## PROBLEM
Tally the lines containing "into" and report the number alone.

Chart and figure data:
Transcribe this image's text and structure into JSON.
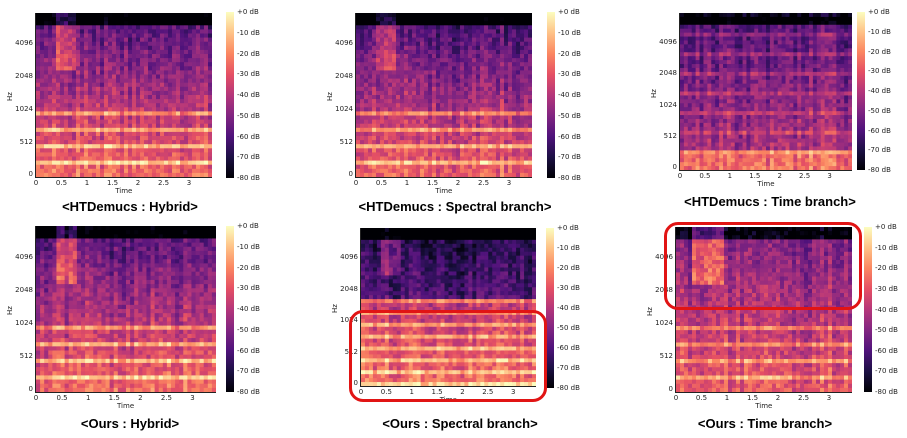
{
  "colors": {
    "highlight": "#e11414",
    "background": "#ffffff"
  },
  "axis": {
    "y_label": "Hz",
    "x_label": "Time",
    "y_ticks": [
      "4096",
      "2048",
      "1024",
      "512",
      "0"
    ],
    "x_ticks": [
      "0",
      "0.5",
      "1",
      "1.5",
      "2",
      "2.5",
      "3"
    ],
    "colorbar_ticks": [
      "+0 dB",
      "-10 dB",
      "-20 dB",
      "-30 dB",
      "-40 dB",
      "-50 dB",
      "-60 dB",
      "-70 dB",
      "-80 dB"
    ]
  },
  "panels": [
    {
      "caption": "<HTDemucs : Hybrid>"
    },
    {
      "caption": "<HTDemucs : Spectral branch>"
    },
    {
      "caption": "<HTDemucs : Time branch>"
    },
    {
      "caption": "<Ours : Hybrid>"
    },
    {
      "caption": "<Ours : Spectral branch>"
    },
    {
      "caption": "<Ours : Time branch>"
    }
  ],
  "highlights": [
    {
      "panel": 4,
      "region": "low-frequency bands"
    },
    {
      "panel": 5,
      "region": "high-frequency bands"
    }
  ]
}
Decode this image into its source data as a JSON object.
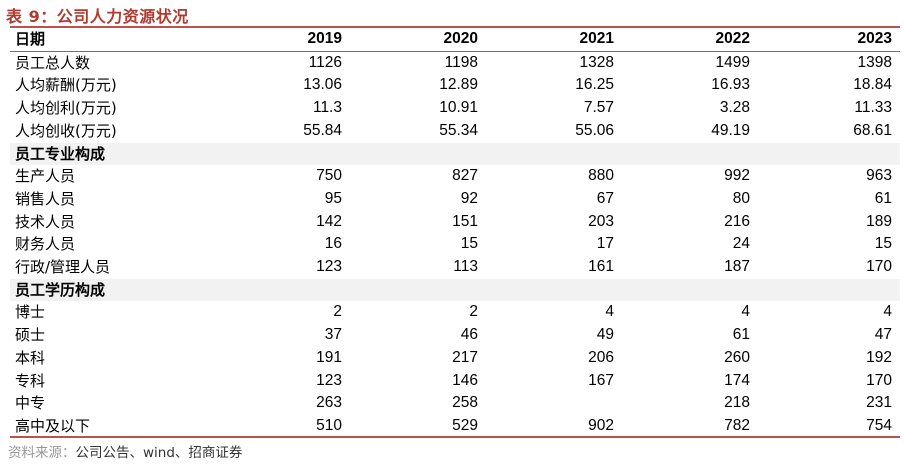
{
  "title": "表 9：公司人力资源状况",
  "columns": [
    "日期",
    "2019",
    "2020",
    "2021",
    "2022",
    "2023"
  ],
  "rows": [
    {
      "type": "data",
      "label": "员工总人数",
      "values": [
        "1126",
        "1198",
        "1328",
        "1499",
        "1398"
      ]
    },
    {
      "type": "data",
      "label": "人均薪酬(万元)",
      "values": [
        "13.06",
        "12.89",
        "16.25",
        "16.93",
        "18.84"
      ]
    },
    {
      "type": "data",
      "label": "人均创利(万元)",
      "values": [
        "11.3",
        "10.91",
        "7.57",
        "3.28",
        "11.33"
      ]
    },
    {
      "type": "data",
      "label": "人均创收(万元)",
      "values": [
        "55.84",
        "55.34",
        "55.06",
        "49.19",
        "68.61"
      ]
    },
    {
      "type": "section",
      "label": "员工专业构成",
      "values": [
        "",
        "",
        "",
        "",
        ""
      ]
    },
    {
      "type": "data",
      "label": "生产人员",
      "values": [
        "750",
        "827",
        "880",
        "992",
        "963"
      ]
    },
    {
      "type": "data",
      "label": "销售人员",
      "values": [
        "95",
        "92",
        "67",
        "80",
        "61"
      ]
    },
    {
      "type": "data",
      "label": "技术人员",
      "values": [
        "142",
        "151",
        "203",
        "216",
        "189"
      ]
    },
    {
      "type": "data",
      "label": "财务人员",
      "values": [
        "16",
        "15",
        "17",
        "24",
        "15"
      ]
    },
    {
      "type": "data",
      "label": "行政/管理人员",
      "values": [
        "123",
        "113",
        "161",
        "187",
        "170"
      ]
    },
    {
      "type": "section",
      "label": "员工学历构成",
      "values": [
        "",
        "",
        "",
        "",
        ""
      ]
    },
    {
      "type": "data",
      "label": "博士",
      "values": [
        "2",
        "2",
        "4",
        "4",
        "4"
      ]
    },
    {
      "type": "data",
      "label": "硕士",
      "values": [
        "37",
        "46",
        "49",
        "61",
        "47"
      ]
    },
    {
      "type": "data",
      "label": "本科",
      "values": [
        "191",
        "217",
        "206",
        "260",
        "192"
      ]
    },
    {
      "type": "data",
      "label": "专科",
      "values": [
        "123",
        "146",
        "167",
        "174",
        "170"
      ]
    },
    {
      "type": "data",
      "label": "中专",
      "values": [
        "263",
        "258",
        "",
        "218",
        "231"
      ]
    },
    {
      "type": "data",
      "label": "高中及以下",
      "values": [
        "510",
        "529",
        "902",
        "782",
        "754"
      ]
    }
  ],
  "source": {
    "prefix": "资料来源：",
    "text": "公司公告、wind、招商证券"
  },
  "colors": {
    "title": "#b03a2e",
    "rule": "#c0504d",
    "section_bg": "#f2f2f2"
  }
}
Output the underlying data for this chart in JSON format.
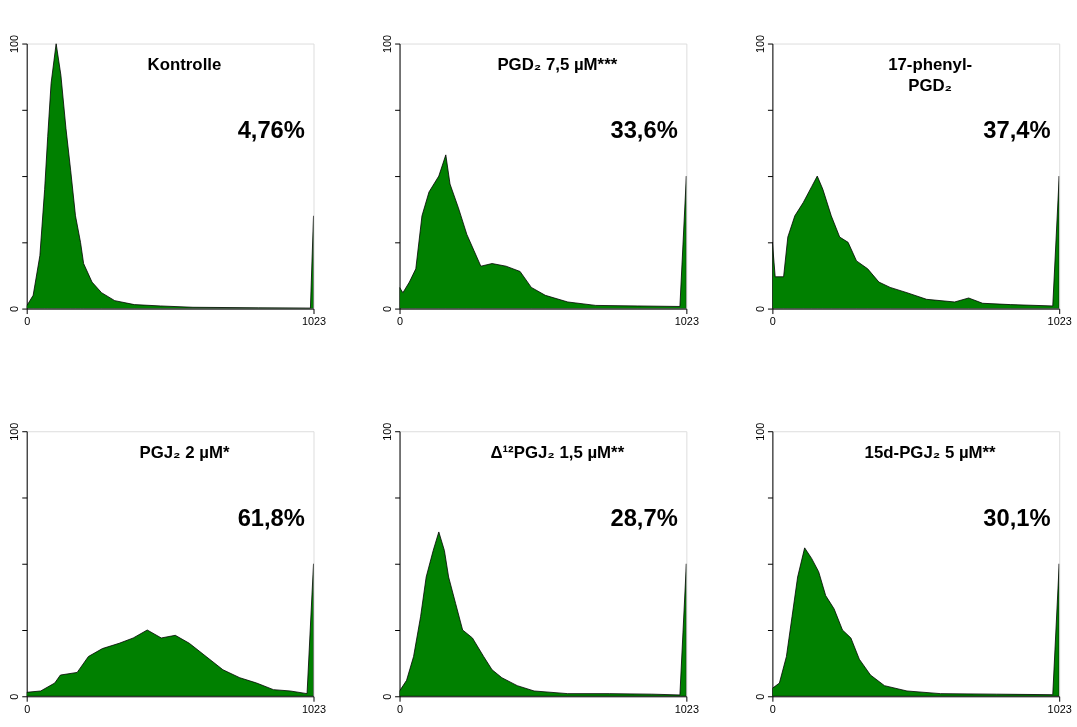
{
  "chart_data": [
    {
      "type": "area",
      "title": "Kontrolle",
      "annotations": [
        "4,76%"
      ],
      "color": "#008000",
      "x": [
        0,
        23,
        47,
        64,
        75,
        87,
        105,
        122,
        140,
        157,
        174,
        192,
        203,
        233,
        267,
        314,
        384,
        477,
        593,
        826,
        1012,
        1023
      ],
      "values": [
        1,
        5,
        20,
        45,
        65,
        85,
        100,
        88,
        68,
        52,
        35,
        25,
        17,
        10,
        6,
        3,
        1.5,
        1,
        0.5,
        0.3,
        0.2,
        35
      ],
      "xlim": [
        0,
        1023
      ],
      "xticks": [
        0,
        1023
      ],
      "ylim": [
        0,
        100
      ],
      "yticks": [
        0,
        {
          "value": 25,
          "label": null
        },
        {
          "value": 50,
          "label": null
        },
        {
          "value": 75,
          "label": null
        },
        100
      ]
    },
    {
      "type": "area",
      "title": "PGD₂ 7,5 µM***",
      "annotations": [
        "33,6%"
      ],
      "color": "#008000",
      "x": [
        0,
        12,
        35,
        58,
        80,
        105,
        140,
        165,
        180,
        210,
        240,
        265,
        290,
        330,
        380,
        430,
        470,
        520,
        600,
        700,
        850,
        1000,
        1023
      ],
      "values": [
        8,
        6,
        10,
        15,
        35,
        44,
        50,
        58,
        47,
        38,
        28,
        22,
        16,
        17,
        16,
        14,
        8,
        5,
        2.5,
        1.2,
        1,
        0.8,
        50
      ],
      "xlim": [
        0,
        1023
      ],
      "xticks": [
        0,
        1023
      ],
      "ylim": [
        0,
        100
      ],
      "yticks": [
        0,
        {
          "value": 25,
          "label": null
        },
        {
          "value": 50,
          "label": null
        },
        {
          "value": 75,
          "label": null
        },
        100
      ]
    },
    {
      "type": "area",
      "title": "17-phenyl-\nPGD₂",
      "annotations": [
        "37,4%"
      ],
      "color": "#008000",
      "x": [
        0,
        10,
        40,
        55,
        80,
        110,
        140,
        160,
        180,
        210,
        240,
        270,
        300,
        340,
        380,
        420,
        480,
        550,
        650,
        700,
        750,
        850,
        1000,
        1023
      ],
      "values": [
        25,
        12,
        12,
        27,
        35,
        40,
        46,
        50,
        45,
        35,
        27,
        25,
        18,
        15,
        10,
        8,
        6,
        3.5,
        2.5,
        4,
        2,
        1.5,
        1,
        50
      ],
      "xlim": [
        0,
        1023
      ],
      "xticks": [
        0,
        1023
      ],
      "ylim": [
        0,
        100
      ],
      "yticks": [
        0,
        {
          "value": 25,
          "label": null
        },
        {
          "value": 50,
          "label": null
        },
        {
          "value": 75,
          "label": null
        },
        100
      ]
    },
    {
      "type": "area",
      "title": "PGJ₂ 2 µM*",
      "annotations": [
        "61,8%"
      ],
      "color": "#008000",
      "x": [
        0,
        50,
        100,
        120,
        180,
        220,
        270,
        330,
        380,
        430,
        480,
        530,
        580,
        640,
        700,
        760,
        820,
        880,
        940,
        1000,
        1023
      ],
      "values": [
        1.5,
        2,
        5,
        8,
        9,
        15,
        18,
        20,
        22,
        25,
        22,
        23,
        20,
        15,
        10,
        7,
        5,
        2.5,
        2,
        1,
        50
      ],
      "xlim": [
        0,
        1023
      ],
      "xticks": [
        0,
        1023
      ],
      "ylim": [
        0,
        100
      ],
      "yticks": [
        0,
        {
          "value": 25,
          "label": null
        },
        {
          "value": 50,
          "label": null
        },
        {
          "value": 75,
          "label": null
        },
        100
      ]
    },
    {
      "type": "area",
      "title": "Δ¹²PGJ₂ 1,5 µM**",
      "annotations": [
        "28,7%"
      ],
      "color": "#008000",
      "x": [
        0,
        25,
        50,
        75,
        95,
        120,
        140,
        160,
        175,
        200,
        225,
        260,
        300,
        330,
        365,
        420,
        480,
        600,
        750,
        900,
        1000,
        1023
      ],
      "values": [
        2,
        6,
        15,
        30,
        45,
        55,
        62,
        55,
        45,
        35,
        25,
        22,
        15,
        10,
        7,
        4,
        2,
        1,
        1,
        0.8,
        0.5,
        50
      ],
      "xlim": [
        0,
        1023
      ],
      "xticks": [
        0,
        1023
      ],
      "ylim": [
        0,
        100
      ],
      "yticks": [
        0,
        {
          "value": 25,
          "label": null
        },
        {
          "value": 50,
          "label": null
        },
        {
          "value": 75,
          "label": null
        },
        100
      ]
    },
    {
      "type": "area",
      "title": "15d-PGJ₂ 5 µM**",
      "annotations": [
        "30,1%"
      ],
      "color": "#008000",
      "x": [
        0,
        25,
        50,
        70,
        90,
        115,
        140,
        165,
        190,
        220,
        250,
        280,
        310,
        350,
        400,
        480,
        600,
        800,
        1000,
        1023
      ],
      "values": [
        3,
        5,
        15,
        30,
        45,
        56,
        52,
        47,
        38,
        33,
        25,
        22,
        14,
        8,
        4,
        2,
        1,
        0.8,
        0.6,
        50
      ],
      "xlim": [
        0,
        1023
      ],
      "xticks": [
        0,
        1023
      ],
      "ylim": [
        0,
        100
      ],
      "yticks": [
        0,
        {
          "value": 25,
          "label": null
        },
        {
          "value": 50,
          "label": null
        },
        {
          "value": 75,
          "label": null
        },
        100
      ]
    }
  ]
}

## COMPLETED EXERCISE
2